:: Directions ::
From the entries below, please gather each line containing the string "JSON".

:: Rows from a figure dataset ::
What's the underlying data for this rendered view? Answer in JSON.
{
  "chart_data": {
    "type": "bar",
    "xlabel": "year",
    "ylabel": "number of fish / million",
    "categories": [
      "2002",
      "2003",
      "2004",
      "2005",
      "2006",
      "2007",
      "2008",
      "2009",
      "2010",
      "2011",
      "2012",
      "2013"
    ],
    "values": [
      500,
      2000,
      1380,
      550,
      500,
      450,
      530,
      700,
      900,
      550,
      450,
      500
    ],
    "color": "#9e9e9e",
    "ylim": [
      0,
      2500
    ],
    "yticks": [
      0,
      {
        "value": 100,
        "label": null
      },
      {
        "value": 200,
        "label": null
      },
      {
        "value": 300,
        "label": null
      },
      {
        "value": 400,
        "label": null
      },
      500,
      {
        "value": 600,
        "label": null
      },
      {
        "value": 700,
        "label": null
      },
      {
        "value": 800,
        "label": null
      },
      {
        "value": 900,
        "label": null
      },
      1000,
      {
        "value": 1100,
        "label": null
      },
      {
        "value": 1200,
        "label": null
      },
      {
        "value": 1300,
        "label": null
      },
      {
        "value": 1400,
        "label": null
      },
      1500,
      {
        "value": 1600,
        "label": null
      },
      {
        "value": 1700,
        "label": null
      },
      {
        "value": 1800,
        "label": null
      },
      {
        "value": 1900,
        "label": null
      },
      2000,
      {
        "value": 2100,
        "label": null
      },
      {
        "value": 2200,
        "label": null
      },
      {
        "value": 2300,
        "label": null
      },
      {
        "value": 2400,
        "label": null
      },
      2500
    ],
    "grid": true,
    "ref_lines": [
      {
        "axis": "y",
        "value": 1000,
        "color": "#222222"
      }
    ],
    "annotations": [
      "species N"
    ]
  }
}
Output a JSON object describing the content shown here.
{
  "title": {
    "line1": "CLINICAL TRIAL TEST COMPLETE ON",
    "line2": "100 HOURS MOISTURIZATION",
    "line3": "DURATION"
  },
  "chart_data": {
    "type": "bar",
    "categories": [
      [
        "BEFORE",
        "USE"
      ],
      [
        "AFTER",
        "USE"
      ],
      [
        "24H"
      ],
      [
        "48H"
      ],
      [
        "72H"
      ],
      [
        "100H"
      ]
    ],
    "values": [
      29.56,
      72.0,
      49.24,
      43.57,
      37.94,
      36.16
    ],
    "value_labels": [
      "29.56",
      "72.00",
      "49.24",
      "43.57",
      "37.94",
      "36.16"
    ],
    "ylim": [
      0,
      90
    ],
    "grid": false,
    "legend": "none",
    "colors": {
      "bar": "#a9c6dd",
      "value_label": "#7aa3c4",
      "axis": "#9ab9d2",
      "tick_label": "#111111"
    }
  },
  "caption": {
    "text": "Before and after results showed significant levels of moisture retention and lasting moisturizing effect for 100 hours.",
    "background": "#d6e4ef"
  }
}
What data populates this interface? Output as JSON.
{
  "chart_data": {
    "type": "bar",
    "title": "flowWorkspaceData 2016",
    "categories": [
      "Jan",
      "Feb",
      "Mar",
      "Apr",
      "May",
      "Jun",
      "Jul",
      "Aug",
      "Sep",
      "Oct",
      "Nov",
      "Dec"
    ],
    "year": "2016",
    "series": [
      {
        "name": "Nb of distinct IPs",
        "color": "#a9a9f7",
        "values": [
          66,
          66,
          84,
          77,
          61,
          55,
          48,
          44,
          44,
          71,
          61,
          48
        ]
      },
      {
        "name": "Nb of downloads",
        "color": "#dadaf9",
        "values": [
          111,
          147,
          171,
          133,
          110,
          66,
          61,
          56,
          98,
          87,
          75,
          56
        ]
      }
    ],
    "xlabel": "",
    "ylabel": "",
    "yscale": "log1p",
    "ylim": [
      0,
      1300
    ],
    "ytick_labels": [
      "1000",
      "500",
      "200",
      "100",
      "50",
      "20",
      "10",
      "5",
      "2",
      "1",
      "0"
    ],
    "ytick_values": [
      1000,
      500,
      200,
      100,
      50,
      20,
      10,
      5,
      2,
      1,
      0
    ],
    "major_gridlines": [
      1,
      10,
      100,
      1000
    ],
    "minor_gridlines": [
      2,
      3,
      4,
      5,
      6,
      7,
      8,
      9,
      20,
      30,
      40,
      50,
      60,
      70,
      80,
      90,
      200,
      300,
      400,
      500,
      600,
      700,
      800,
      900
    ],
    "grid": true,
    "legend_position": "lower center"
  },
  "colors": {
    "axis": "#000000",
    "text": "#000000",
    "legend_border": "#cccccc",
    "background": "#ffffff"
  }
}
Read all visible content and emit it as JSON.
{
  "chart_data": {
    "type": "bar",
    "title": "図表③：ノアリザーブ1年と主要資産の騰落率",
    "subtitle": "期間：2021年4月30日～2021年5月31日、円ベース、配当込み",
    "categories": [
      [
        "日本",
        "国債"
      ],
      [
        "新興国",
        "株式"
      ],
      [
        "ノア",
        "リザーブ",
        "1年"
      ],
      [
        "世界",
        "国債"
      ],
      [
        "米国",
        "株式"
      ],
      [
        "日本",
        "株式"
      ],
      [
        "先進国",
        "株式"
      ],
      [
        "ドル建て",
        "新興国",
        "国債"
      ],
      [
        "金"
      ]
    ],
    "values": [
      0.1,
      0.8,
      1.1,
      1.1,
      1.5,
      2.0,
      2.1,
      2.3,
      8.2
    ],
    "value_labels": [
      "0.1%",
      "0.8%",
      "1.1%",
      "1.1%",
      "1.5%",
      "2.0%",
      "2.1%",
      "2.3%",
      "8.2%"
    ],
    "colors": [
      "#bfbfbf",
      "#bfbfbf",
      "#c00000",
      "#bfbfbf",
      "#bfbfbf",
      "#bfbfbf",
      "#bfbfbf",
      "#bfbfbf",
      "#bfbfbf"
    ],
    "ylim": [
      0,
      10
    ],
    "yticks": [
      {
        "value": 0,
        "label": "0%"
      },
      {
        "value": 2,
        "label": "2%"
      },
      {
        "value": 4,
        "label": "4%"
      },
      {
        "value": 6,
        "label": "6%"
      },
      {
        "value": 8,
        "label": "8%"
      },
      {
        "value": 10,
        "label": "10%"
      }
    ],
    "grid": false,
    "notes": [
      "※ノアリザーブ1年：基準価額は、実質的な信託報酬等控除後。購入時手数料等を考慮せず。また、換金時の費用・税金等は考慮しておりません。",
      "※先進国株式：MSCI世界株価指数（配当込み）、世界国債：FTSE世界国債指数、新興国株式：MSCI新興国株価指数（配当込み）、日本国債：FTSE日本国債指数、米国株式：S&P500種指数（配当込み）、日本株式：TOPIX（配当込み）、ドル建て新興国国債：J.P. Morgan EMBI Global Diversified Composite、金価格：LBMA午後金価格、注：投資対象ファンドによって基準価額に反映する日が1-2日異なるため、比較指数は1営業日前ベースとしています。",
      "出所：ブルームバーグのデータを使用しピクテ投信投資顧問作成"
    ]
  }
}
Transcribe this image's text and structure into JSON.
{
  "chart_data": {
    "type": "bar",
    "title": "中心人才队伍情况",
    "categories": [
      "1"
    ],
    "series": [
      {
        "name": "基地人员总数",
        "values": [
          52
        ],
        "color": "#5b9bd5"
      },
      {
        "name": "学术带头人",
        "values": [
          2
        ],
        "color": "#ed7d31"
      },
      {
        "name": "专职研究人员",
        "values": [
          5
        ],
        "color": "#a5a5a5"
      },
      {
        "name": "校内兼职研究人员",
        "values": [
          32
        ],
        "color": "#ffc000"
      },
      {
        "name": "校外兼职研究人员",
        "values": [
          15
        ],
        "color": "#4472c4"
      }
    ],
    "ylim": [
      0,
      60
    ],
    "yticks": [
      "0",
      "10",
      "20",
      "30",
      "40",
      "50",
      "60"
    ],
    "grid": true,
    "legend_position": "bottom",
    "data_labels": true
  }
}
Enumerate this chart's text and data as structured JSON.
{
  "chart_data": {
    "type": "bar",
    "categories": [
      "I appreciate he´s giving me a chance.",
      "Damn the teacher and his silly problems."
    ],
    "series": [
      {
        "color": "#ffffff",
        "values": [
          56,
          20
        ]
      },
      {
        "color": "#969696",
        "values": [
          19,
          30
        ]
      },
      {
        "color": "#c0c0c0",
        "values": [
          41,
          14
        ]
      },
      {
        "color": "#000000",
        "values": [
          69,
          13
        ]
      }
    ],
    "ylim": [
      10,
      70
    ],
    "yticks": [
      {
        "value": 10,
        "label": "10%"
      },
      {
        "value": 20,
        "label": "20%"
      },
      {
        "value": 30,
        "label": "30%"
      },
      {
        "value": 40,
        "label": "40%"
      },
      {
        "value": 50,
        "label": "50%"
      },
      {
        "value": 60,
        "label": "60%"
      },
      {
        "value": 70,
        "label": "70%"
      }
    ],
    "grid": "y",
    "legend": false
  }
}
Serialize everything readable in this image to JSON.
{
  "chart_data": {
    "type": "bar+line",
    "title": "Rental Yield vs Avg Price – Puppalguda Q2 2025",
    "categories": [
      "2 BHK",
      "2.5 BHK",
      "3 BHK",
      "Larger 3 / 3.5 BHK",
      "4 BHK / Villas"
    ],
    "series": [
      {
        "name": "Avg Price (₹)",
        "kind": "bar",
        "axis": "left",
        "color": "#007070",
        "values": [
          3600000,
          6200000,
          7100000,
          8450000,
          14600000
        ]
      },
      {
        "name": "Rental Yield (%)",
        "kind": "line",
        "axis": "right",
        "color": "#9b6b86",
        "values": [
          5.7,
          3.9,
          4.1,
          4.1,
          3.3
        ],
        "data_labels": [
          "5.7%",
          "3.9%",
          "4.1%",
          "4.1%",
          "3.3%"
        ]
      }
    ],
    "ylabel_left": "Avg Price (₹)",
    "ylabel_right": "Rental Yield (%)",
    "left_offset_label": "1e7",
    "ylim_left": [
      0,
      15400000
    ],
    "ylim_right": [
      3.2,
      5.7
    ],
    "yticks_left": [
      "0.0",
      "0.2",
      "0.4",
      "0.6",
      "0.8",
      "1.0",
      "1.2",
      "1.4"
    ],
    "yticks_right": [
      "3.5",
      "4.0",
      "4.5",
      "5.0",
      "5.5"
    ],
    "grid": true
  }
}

:: Final answer ::
What's the underlying data for this rendered view? Answer in JSON.
Output a JSON object describing the content shown here.
What data populates this interface? Output as JSON.
Read all visible content and emit it as JSON.
Transcribe this image's text and structure into JSON.
Enumerate this chart's text and data as structured JSON.
Serialize everything readable in this image to JSON.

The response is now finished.